LIST OF TASKS |
**A)** From the ModSecurity collection error text, list the three proposed workaround solutions for the error.
**B)** Write the next part of the ModSecurity collection error text, picking up after its final sentence.

TEXT EXCERPT |
#####

Failed deleting collection (name "ip", key “X.X.X.X_"): Internal error
I was concerned that if the collection file was not being cleaned up automatically by Apache or ModSecurity, the file may grow to an astronomical size over time causing other problems. While I wasn't able to find a definitive cause for the error by searching online, I stumbled upon 3 proposed workaround solutions:
- Use memcache for collections
- Set SecCollectionTimeout to a small value such as 600 (default is 3600 seconds)
- Install and run modsec-sdbm-util in a separate process to clean up the collection file regularly
For the record, I took the steps below to install modsec-sdbm-util on Amazon Linux AMI running Apache 2.4 with ModSecurity 2.8.
First, install all pre-requisite libraries and tools:
sudo su yum install libtool autoreconf autoheader automake autoconf apr-util-devel
Then, download and install modsec-sdbm-util to a directory.

#####

DATA PROVIDED |
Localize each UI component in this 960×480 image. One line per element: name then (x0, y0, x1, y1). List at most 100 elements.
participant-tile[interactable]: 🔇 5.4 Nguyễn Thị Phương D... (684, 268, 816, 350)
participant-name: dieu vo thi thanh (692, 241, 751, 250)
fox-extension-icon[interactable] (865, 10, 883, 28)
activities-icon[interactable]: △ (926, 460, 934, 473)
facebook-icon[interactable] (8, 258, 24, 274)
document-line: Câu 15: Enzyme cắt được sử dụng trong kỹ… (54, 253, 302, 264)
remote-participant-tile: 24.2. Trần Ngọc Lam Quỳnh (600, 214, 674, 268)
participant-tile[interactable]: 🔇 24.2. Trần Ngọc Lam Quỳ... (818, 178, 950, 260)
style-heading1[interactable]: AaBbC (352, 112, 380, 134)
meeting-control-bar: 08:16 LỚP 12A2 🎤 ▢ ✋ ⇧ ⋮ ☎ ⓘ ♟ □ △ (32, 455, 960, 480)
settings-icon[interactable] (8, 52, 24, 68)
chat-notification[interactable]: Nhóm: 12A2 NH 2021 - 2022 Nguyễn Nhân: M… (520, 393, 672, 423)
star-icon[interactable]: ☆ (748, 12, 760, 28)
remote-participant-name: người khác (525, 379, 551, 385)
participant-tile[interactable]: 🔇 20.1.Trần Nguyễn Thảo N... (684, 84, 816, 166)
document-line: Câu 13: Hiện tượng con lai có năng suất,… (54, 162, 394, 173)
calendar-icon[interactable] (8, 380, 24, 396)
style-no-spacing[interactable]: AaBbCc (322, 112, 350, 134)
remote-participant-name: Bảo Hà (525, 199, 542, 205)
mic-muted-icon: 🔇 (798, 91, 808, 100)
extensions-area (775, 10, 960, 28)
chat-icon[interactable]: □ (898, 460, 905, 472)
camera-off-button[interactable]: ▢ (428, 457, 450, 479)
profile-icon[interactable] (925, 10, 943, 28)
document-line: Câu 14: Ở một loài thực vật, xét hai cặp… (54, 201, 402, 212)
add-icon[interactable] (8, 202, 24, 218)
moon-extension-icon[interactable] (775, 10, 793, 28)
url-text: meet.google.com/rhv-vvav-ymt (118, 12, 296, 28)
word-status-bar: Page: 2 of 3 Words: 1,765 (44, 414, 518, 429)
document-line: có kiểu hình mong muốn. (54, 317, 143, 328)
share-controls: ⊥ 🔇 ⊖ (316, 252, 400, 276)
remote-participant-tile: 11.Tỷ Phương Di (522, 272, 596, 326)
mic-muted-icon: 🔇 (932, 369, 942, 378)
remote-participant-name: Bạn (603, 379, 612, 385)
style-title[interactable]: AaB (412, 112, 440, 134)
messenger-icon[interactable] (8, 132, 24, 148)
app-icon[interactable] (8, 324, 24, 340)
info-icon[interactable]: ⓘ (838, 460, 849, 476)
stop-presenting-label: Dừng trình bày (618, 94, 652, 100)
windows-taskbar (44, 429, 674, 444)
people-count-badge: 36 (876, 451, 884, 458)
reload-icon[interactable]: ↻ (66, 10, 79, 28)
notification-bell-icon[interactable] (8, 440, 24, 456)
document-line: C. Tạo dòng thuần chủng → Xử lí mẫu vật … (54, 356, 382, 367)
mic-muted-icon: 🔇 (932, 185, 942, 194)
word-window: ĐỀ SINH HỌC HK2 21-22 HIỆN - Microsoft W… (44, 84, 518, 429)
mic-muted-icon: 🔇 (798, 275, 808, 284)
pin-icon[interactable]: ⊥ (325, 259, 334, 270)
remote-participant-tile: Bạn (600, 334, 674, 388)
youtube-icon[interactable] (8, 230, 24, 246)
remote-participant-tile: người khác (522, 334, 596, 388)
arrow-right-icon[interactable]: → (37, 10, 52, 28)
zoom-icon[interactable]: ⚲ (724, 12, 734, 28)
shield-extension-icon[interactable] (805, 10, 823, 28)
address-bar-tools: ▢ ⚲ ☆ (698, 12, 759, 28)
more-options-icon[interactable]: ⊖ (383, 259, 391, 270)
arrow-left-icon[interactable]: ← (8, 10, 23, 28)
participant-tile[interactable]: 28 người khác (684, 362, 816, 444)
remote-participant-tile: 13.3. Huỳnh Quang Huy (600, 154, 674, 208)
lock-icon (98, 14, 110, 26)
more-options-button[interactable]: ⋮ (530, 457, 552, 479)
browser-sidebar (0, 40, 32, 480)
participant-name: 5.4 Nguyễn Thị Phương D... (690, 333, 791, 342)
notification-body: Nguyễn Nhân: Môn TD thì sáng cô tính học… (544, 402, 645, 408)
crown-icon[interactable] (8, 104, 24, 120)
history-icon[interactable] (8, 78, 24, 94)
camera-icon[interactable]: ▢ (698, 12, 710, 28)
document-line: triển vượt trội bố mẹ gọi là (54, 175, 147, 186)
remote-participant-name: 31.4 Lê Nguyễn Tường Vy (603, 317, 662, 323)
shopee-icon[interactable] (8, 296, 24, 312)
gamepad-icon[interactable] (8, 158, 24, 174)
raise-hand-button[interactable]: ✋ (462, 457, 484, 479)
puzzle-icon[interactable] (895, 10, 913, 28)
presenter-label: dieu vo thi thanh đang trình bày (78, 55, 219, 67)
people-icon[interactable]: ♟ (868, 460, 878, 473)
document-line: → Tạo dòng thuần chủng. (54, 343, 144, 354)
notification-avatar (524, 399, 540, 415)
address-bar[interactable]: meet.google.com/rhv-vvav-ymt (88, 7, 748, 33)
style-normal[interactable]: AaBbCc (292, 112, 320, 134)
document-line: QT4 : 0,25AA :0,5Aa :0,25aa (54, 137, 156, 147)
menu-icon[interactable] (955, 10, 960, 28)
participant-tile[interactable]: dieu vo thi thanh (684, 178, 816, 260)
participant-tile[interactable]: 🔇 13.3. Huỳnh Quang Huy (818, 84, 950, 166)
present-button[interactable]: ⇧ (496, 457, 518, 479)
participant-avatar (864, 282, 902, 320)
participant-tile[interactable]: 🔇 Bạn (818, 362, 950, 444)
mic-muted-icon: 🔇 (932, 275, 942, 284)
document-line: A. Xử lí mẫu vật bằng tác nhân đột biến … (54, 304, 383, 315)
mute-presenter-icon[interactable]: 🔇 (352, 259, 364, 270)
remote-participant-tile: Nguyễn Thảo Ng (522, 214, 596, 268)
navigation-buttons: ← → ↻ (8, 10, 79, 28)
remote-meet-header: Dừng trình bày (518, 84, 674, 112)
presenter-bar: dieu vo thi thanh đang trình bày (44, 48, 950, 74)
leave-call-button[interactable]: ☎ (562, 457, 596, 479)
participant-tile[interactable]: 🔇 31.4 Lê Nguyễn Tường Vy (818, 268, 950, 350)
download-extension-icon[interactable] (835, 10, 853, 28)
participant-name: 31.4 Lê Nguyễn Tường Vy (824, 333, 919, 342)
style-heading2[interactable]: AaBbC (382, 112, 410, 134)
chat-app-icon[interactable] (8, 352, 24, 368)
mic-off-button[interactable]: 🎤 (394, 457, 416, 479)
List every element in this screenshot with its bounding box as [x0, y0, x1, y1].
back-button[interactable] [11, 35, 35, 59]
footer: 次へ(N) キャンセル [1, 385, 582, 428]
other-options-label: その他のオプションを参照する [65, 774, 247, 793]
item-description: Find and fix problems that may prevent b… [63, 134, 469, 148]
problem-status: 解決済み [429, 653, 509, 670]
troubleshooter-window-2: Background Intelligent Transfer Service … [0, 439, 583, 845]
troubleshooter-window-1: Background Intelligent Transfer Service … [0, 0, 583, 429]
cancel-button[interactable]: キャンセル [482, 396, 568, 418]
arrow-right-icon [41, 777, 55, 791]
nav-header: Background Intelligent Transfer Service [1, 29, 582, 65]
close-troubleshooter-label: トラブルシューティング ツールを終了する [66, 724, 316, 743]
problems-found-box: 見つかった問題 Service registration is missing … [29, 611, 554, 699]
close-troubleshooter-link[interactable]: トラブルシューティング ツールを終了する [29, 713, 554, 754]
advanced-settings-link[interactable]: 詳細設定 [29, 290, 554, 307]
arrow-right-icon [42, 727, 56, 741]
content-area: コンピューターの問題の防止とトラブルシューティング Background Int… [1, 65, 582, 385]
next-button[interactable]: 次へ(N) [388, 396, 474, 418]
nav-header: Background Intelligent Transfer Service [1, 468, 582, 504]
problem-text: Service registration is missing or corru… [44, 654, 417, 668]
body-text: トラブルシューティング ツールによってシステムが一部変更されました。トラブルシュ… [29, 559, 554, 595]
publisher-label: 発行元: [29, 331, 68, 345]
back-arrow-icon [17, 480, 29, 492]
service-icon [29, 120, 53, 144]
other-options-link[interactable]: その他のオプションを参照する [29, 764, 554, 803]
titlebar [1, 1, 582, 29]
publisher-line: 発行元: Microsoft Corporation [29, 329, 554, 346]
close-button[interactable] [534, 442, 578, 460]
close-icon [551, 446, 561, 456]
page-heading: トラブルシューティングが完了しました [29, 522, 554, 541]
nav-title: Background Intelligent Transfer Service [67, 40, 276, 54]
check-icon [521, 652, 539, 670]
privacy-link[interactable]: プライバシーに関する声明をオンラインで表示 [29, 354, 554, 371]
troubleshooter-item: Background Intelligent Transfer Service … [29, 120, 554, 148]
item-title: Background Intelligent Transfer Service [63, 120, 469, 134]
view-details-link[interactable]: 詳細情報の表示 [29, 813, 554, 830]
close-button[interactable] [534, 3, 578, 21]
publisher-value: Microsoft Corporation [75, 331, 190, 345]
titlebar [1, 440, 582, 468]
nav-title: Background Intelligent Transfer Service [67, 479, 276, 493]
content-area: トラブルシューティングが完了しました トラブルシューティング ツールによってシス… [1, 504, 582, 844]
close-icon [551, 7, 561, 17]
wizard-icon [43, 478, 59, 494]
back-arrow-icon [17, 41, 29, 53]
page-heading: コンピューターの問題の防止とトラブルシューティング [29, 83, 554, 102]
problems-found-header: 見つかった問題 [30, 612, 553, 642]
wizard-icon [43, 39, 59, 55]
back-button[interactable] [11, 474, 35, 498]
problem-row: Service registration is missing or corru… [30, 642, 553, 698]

#####

ACTIVITY ANSWERS |
**A)**
- Use memcache for collections
- Set SecCollectionTimeout to a small value such as 600 (default is 3600 seconds)
- Install and run modsec-sdbm-util in a separate process to clean up the collection file regularly

**B)**
git clone https://github.com/SpiderLabs/modsec-sdbm-util.git cd modsec-sdbm-util ./autogen.sh ./configure make install
Check that it’s installed successfully by running (assuming ip.pag file is in /tmp):
/usr/local/modsecurity/bin/modsec-sdbm-util -s /tmp/ip.pag
If everything is okay, it should output a status report similar to:
Opening file: /tmp/ip.pag Database ready to be used. [|] 10 records so far. Total of 17 elements processed. 0 elements removed. Expired elements: 7, inconsistent items: 0 Fragmentation rate: 41.18% of the database is/was dirty data.
Set up a cron job to run modsec-sdbm-util every half hour or so to remove expired elements from the collection file.
*/30 * * * * /usr/local/modsecurity/bin/modsec-sdbm-util -k /tmp/ip.pag &> /dev/null
This should do it! (Cross my fingers.)